» WHAT YOU HAVE TO DO:
Print the listing below in its entirety, character for character.

» MATERIALS PROVIDED:
- - - - - - -
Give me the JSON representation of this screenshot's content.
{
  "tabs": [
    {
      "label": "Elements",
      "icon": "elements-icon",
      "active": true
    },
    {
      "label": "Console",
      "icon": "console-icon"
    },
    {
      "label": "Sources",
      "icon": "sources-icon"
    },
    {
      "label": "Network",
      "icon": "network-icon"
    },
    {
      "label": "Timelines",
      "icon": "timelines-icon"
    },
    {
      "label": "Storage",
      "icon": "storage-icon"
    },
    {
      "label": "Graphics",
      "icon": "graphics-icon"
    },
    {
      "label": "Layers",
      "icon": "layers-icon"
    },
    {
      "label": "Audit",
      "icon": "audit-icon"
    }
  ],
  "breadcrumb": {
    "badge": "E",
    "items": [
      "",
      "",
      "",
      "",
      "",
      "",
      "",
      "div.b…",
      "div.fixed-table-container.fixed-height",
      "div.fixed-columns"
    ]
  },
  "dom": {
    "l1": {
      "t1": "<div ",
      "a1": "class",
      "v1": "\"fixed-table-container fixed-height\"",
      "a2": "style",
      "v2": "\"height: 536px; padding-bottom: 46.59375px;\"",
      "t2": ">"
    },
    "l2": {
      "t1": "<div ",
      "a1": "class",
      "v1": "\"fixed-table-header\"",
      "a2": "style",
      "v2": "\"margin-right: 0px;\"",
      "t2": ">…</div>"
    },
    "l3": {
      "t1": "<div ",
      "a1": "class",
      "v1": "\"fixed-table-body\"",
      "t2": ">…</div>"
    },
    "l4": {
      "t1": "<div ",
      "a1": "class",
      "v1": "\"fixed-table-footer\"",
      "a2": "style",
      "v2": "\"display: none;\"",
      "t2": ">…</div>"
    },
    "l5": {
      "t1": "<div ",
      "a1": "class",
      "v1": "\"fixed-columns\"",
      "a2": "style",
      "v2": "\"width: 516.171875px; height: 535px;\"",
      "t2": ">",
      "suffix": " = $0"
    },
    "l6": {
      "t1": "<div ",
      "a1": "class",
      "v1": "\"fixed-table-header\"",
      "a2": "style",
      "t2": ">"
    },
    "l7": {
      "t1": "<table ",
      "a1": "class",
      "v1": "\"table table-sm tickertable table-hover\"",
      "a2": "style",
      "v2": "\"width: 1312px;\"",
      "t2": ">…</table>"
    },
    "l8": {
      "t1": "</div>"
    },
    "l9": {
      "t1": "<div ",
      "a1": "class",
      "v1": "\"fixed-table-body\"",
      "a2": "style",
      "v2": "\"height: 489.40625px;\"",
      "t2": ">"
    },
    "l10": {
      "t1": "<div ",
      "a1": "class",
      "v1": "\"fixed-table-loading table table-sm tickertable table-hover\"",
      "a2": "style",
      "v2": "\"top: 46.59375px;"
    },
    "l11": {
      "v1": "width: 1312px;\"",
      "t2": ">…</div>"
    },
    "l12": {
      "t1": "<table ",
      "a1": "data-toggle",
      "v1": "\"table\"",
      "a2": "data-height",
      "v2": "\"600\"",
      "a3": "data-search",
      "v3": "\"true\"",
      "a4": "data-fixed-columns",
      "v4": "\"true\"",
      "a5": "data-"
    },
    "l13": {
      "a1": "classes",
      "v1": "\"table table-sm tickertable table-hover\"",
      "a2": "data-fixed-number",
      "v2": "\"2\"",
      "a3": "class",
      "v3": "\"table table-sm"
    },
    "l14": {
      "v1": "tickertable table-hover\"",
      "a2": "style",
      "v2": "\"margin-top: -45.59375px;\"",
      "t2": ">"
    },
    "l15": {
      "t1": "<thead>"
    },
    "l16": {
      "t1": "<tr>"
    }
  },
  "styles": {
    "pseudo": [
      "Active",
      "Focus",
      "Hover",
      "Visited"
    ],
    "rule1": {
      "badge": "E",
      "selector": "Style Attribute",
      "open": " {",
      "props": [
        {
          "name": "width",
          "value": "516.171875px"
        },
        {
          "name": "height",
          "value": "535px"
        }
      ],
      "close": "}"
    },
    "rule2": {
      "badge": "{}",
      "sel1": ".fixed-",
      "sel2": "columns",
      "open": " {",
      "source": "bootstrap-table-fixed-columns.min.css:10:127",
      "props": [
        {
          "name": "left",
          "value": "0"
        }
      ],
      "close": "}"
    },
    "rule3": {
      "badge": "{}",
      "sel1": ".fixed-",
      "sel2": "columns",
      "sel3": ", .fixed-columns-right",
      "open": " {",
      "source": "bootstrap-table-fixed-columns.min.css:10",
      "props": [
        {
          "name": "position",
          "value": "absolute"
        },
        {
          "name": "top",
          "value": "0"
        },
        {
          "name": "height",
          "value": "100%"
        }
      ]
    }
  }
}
- - - - - - -
» CORRECT OUTPUT:
Give me the JSON representation of this screenshot's content.
{
  "tabs": [
    {
      "label": "Elements",
      "icon": "elements-icon",
      "active": true
    },
    {
      "label": "Console",
      "icon": "console-icon"
    },
    {
      "label": "Sources",
      "icon": "sources-icon"
    },
    {
      "label": "Network",
      "icon": "network-icon"
    },
    {
      "label": "Timelines",
      "icon": "timelines-icon"
    },
    {
      "label": "Storage",
      "icon": "storage-icon"
    },
    {
      "label": "Graphics",
      "icon": "graphics-icon"
    },
    {
      "label": "Layers",
      "icon": "layers-icon"
    },
    {
      "label": "Audit",
      "icon": "audit-icon"
    }
  ],
  "breadcrumb": {
    "badge": "E",
    "items": [
      "",
      "",
      "",
      "",
      "",
      "",
      "",
      "div.b…",
      "div.fixed-table-container.fixed-height",
      "div.fixed-columns"
    ]
  },
  "dom": {
    "l1": {
      "t1": "<div ",
      "a1": "class",
      "v1": "\"fixed-table-container fixed-height\"",
      "a2": "style",
      "v2": "\"height: 536px; padding-bottom: 46.59375px;\"",
      "t2": ">"
    },
    "l2": {
      "t1": "<div ",
      "a1": "class",
      "v1": "\"fixed-table-header\"",
      "a2": "style",
      "v2": "\"margin-right: 0px;\"",
      "t2": ">…</div>"
    },
    "l3": {
      "t1": "<div ",
      "a1": "class",
      "v1": "\"fixed-table-body\"",
      "t2": ">…</div>"
    },
    "l4": {
      "t1": "<div ",
      "a1": "class",
      "v1": "\"fixed-table-footer\"",
      "a2": "style",
      "v2": "\"display: none;\"",
      "t2": ">…</div>"
    },
    "l5": {
      "t1": "<div ",
      "a1": "class",
      "v1": "\"fixed-columns\"",
      "a2": "style",
      "v2": "\"width: 516.171875px; height: 535px;\"",
      "t2": ">",
      "suffix": " = $0"
    },
    "l6": {
      "t1": "<div ",
      "a1": "class",
      "v1": "\"fixed-table-header\"",
      "a2": "style",
      "t2": ">"
    },
    "l7": {
      "t1": "<table ",
      "a1": "class",
      "v1": "\"table table-sm tickertable table-hover\"",
      "a2": "style",
      "v2": "\"width: 1312px;\"",
      "t2": ">…</table>"
    },
    "l8": {
      "t1": "</div>"
    },
    "l9": {
      "t1": "<div ",
      "a1": "class",
      "v1": "\"fixed-table-body\"",
      "a2": "style",
      "v2": "\"height: 489.40625px;\"",
      "t2": ">"
    },
    "l10": {
      "t1": "<div ",
      "a1": "class",
      "v1": "\"fixed-table-loading table table-sm tickertable table-hover\"",
      "a2": "style",
      "v2": "\"top: 46.59375px;"
    },
    "l11": {
      "v1": "width: 1312px;\"",
      "t2": ">…</div>"
    },
    "l12": {
      "t1": "<table ",
      "a1": "data-toggle",
      "v1": "\"table\"",
      "a2": "data-height",
      "v2": "\"600\"",
      "a3": "data-search",
      "v3": "\"true\"",
      "a4": "data-fixed-columns",
      "v4": "\"true\"",
      "a5": "data-"
    },
    "l13": {
      "a1": "classes",
      "v1": "\"table table-sm tickertable table-hover\"",
      "a2": "data-fixed-number",
      "v2": "\"2\"",
      "a3": "class",
      "v3": "\"table table-sm"
    },
    "l14": {
      "v1": "tickertable table-hover\"",
      "a2": "style",
      "v2": "\"margin-top: -45.59375px;\"",
      "t2": ">"
    },
    "l15": {
      "t1": "<thead>"
    },
    "l16": {
      "t1": "<tr>"
    }
  },
  "styles": {
    "pseudo": [
      "Active",
      "Focus",
      "Hover",
      "Visited"
    ],
    "rule1": {
      "badge": "E",
      "selector": "Style Attribute",
      "open": " {",
      "props": [
        {
          "name": "width",
          "value": "516.171875px"
        },
        {
          "name": "height",
          "value": "535px"
        }
      ],
      "close": "}"
    },
    "rule2": {
      "badge": "{}",
      "sel1": ".fixed-",
      "sel2": "columns",
      "open": " {",
      "source": "bootstrap-table-fixed-columns.min.css:10:127",
      "props": [
        {
          "name": "left",
          "value": "0"
        }
      ],
      "close": "}"
    },
    "rule3": {
      "badge": "{}",
      "sel1": ".fixed-",
      "sel2": "columns",
      "sel3": ", .fixed-columns-right",
      "open": " {",
      "source": "bootstrap-table-fixed-columns.min.css:10",
      "props": [
        {
          "name": "position",
          "value": "absolute"
        },
        {
          "name": "top",
          "value": "0"
        },
        {
          "name": "height",
          "value": "100%"
        }
      ]
    }
  }
}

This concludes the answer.